# [Exercise objective]
Print the full listing exactly.
───── Records for this exercise ─────
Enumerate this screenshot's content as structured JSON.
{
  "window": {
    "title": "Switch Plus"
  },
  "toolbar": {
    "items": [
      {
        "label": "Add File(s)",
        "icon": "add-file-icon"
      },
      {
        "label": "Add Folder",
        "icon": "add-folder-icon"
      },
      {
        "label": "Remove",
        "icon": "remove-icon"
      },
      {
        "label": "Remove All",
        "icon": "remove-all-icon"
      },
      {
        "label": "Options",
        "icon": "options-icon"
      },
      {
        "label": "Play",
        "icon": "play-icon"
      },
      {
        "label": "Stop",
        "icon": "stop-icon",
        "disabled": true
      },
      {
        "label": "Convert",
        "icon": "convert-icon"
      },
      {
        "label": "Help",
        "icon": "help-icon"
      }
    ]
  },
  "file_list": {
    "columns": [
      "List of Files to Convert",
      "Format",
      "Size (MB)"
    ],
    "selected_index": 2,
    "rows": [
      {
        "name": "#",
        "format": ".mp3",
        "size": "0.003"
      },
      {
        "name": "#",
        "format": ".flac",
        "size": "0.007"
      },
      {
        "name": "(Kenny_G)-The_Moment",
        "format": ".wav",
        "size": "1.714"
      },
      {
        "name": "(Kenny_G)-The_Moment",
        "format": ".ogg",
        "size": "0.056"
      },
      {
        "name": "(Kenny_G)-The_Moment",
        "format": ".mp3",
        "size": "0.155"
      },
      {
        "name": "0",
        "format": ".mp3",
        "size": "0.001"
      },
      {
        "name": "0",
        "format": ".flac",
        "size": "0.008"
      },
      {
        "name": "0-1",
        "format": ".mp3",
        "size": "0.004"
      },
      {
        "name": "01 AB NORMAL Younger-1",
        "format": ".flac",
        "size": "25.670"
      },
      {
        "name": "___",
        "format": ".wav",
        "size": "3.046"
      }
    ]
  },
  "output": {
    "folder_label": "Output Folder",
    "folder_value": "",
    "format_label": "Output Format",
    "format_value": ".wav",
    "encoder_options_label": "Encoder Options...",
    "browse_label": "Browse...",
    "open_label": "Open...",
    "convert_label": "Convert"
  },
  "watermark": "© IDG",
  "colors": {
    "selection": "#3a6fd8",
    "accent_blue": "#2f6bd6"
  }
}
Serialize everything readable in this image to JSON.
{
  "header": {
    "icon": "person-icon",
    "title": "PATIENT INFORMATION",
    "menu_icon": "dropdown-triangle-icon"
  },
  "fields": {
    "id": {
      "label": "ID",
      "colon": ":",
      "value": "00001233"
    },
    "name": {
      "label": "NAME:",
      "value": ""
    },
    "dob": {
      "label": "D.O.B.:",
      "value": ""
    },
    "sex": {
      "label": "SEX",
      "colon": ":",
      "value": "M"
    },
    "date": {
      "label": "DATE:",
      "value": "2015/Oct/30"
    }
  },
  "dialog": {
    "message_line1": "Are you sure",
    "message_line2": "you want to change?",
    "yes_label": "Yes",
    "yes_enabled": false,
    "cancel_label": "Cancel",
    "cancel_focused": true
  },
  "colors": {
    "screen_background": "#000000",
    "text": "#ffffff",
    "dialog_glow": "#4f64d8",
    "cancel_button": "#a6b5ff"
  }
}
─────
# [Solution for this exercise]
Enumerate this screenshot's content as structured JSON.
{
  "window": {
    "title": "Switch Plus"
  },
  "toolbar": {
    "items": [
      {
        "label": "Add File(s)",
        "icon": "add-file-icon"
      },
      {
        "label": "Add Folder",
        "icon": "add-folder-icon"
      },
      {
        "label": "Remove",
        "icon": "remove-icon"
      },
      {
        "label": "Remove All",
        "icon": "remove-all-icon"
      },
      {
        "label": "Options",
        "icon": "options-icon"
      },
      {
        "label": "Play",
        "icon": "play-icon"
      },
      {
        "label": "Stop",
        "icon": "stop-icon",
        "disabled": true
      },
      {
        "label": "Convert",
        "icon": "convert-icon"
      },
      {
        "label": "Help",
        "icon": "help-icon"
      }
    ]
  },
  "file_list": {
    "columns": [
      "List of Files to Convert",
      "Format",
      "Size (MB)"
    ],
    "selected_index": 2,
    "rows": [
      {
        "name": "#",
        "format": ".mp3",
        "size": "0.003"
      },
      {
        "name": "#",
        "format": ".flac",
        "size": "0.007"
      },
      {
        "name": "(Kenny_G)-The_Moment",
        "format": ".wav",
        "size": "1.714"
      },
      {
        "name": "(Kenny_G)-The_Moment",
        "format": ".ogg",
        "size": "0.056"
      },
      {
        "name": "(Kenny_G)-The_Moment",
        "format": ".mp3",
        "size": "0.155"
      },
      {
        "name": "0",
        "format": ".mp3",
        "size": "0.001"
      },
      {
        "name": "0",
        "format": ".flac",
        "size": "0.008"
      },
      {
        "name": "0-1",
        "format": ".mp3",
        "size": "0.004"
      },
      {
        "name": "01 AB NORMAL Younger-1",
        "format": ".flac",
        "size": "25.670"
      },
      {
        "name": "___",
        "format": ".wav",
        "size": "3.046"
      }
    ]
  },
  "output": {
    "folder_label": "Output Folder",
    "folder_value": "",
    "format_label": "Output Format",
    "format_value": ".wav",
    "encoder_options_label": "Encoder Options...",
    "browse_label": "Browse...",
    "open_label": "Open...",
    "convert_label": "Convert"
  },
  "watermark": "© IDG",
  "colors": {
    "selection": "#3a6fd8",
    "accent_blue": "#2f6bd6"
  }
}
Serialize everything readable in this image to JSON.
{
  "header": {
    "icon": "person-icon",
    "title": "PATIENT INFORMATION",
    "menu_icon": "dropdown-triangle-icon"
  },
  "fields": {
    "id": {
      "label": "ID",
      "colon": ":",
      "value": "00001233"
    },
    "name": {
      "label": "NAME:",
      "value": ""
    },
    "dob": {
      "label": "D.O.B.:",
      "value": ""
    },
    "sex": {
      "label": "SEX",
      "colon": ":",
      "value": "M"
    },
    "date": {
      "label": "DATE:",
      "value": "2015/Oct/30"
    }
  },
  "dialog": {
    "message_line1": "Are you sure",
    "message_line2": "you want to change?",
    "yes_label": "Yes",
    "yes_enabled": false,
    "cancel_label": "Cancel",
    "cancel_focused": true
  },
  "colors": {
    "screen_background": "#000000",
    "text": "#ffffff",
    "dialog_glow": "#4f64d8",
    "cancel_button": "#a6b5ff"
  }
}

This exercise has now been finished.